[BEGIN]

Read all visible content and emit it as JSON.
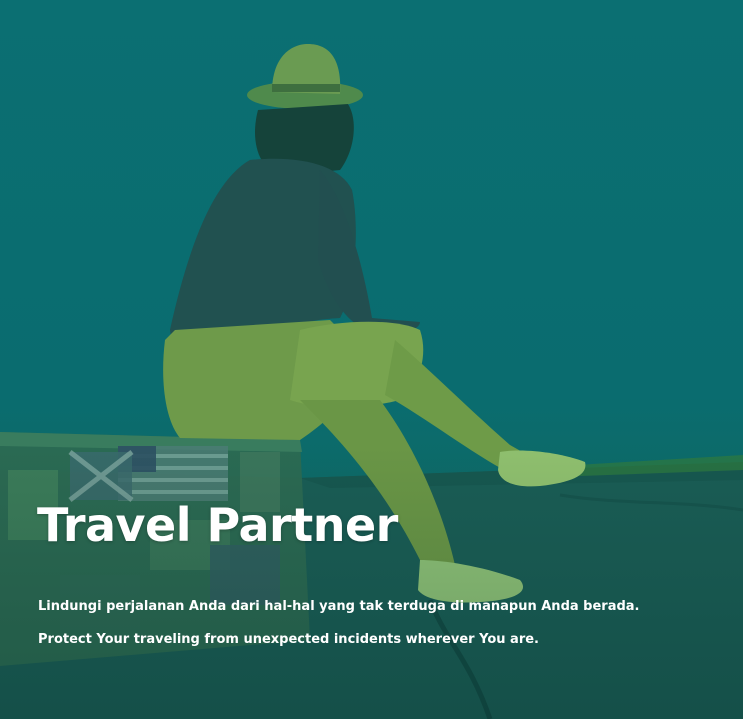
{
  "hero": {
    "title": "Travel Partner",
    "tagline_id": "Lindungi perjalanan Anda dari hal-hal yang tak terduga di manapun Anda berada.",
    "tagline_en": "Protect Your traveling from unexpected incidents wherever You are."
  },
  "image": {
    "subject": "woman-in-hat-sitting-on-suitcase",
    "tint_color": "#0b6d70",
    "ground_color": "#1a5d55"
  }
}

[END]

■ **PROBLEM DETAILS**
Reproduce all of the material exactly, apart from the pictures.

■ **THE OUTPUT**
Read all visible content and emit it as JSON.
{
  "hero": {
    "title": "Travel Partner",
    "tagline_id": "Lindungi perjalanan Anda dari hal-hal yang tak terduga di manapun Anda berada.",
    "tagline_en": "Protect Your traveling from unexpected incidents wherever You are."
  },
  "image": {
    "subject": "woman-in-hat-sitting-on-suitcase",
    "tint_color": "#0b6d70",
    "ground_color": "#1a5d55"
  }
}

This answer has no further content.